[Start of Records for this exercise]

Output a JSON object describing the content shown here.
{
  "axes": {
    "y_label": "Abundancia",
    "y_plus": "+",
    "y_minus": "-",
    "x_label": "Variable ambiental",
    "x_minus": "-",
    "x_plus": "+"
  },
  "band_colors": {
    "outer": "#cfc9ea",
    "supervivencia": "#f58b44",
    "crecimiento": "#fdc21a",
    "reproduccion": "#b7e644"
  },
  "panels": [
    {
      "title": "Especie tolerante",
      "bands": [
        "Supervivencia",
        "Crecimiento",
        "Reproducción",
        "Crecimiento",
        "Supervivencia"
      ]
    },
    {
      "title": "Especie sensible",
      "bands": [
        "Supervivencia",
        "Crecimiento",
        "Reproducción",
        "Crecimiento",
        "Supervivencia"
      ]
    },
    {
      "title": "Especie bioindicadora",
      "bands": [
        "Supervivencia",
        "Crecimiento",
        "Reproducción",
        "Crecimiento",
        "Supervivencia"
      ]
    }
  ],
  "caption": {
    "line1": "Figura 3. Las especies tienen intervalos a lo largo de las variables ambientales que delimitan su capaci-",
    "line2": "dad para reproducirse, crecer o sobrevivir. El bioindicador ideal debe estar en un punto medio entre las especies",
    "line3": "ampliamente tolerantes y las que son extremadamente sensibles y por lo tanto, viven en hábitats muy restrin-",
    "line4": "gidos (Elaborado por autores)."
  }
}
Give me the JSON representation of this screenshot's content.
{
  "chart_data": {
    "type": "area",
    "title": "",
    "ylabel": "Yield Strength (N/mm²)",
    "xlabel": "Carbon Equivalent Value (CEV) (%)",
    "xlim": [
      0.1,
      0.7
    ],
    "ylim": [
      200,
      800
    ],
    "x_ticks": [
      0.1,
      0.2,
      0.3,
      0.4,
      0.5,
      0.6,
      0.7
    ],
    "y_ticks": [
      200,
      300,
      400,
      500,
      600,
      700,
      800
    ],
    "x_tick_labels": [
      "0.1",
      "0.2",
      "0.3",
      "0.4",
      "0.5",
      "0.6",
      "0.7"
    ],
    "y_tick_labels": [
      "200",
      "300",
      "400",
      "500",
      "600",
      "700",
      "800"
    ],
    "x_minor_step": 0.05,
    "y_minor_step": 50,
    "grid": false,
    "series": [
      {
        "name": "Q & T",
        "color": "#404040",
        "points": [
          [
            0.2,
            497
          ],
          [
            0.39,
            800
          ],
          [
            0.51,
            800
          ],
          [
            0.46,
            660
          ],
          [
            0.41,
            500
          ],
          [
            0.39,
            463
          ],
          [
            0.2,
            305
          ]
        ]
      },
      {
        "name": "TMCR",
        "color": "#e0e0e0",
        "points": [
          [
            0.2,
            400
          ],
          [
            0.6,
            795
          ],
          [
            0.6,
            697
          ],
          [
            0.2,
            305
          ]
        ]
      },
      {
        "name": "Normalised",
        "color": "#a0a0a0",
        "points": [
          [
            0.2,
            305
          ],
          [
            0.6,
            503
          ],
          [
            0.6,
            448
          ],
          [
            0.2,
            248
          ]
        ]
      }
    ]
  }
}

[End of Records for this exercise]

What the task asks:
Locate all lines in the listing above with the word "content". Copy them.

Solution:
Output a JSON object describing the content shown here.
Give me the JSON representation of this screenshot's content.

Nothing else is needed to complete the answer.